-- Set exercise --
Transcribe verbatim the portion of the treasure-route problem statement below running from "The treasure map tells" down to "paths he traverses.".

-- Quoted text --
<<<<

Farmer John is on a boat seeking fabled treasure on one of the N (1 <= N <= 100) islands conveniently labeled 1..N in the Cowribbean Sea.
The treasure map tells him that he must travel through a certain sequence A1, A2, ..., AM of M (2 <= M <= 10,000) islands, starting on island 1 and ending on island N before the treasure will appear to him. He can visit these and other islands out of order and even more than once, but his trip must include the Ai sequence in the order specified by the map.
FJ wants to avoid pirates and knows the pirate-danger rating (0 <= danger <= 100,000) between each pair of islands. The total danger rating of his mission is the sum of the danger ratings of all the paths he traverses.
Help Farmer John find the least dangerous route to the treasure that satisfies the treasure map's requirement.

>>>>

-- Source data --
<<<<

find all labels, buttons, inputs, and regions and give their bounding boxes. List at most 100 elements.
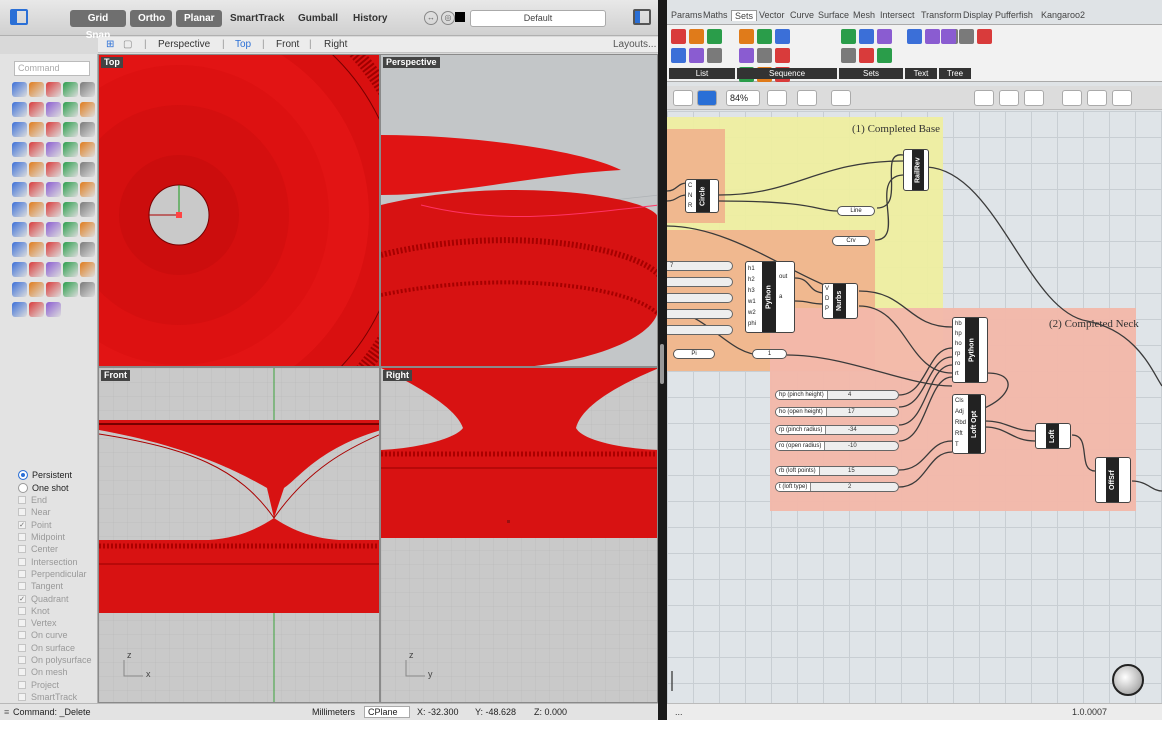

>>>>

-- Reply to the task --
The treasure map tells him that he must travel through a certain sequence A1, A2, ..., AM of M (2 <= M <= 10,000) islands, starting on island 1 and ending on island N before the treasure will appear to him. He can visit these and other islands out of order and even more than once, but his trip must include the Ai sequence in the order specified by the map.
FJ wants to avoid pirates and knows the pirate-danger rating (0 <= danger <= 100,000) between each pair of islands. The total danger rating of his mission is the sum of the danger ratings of all the paths he traverses.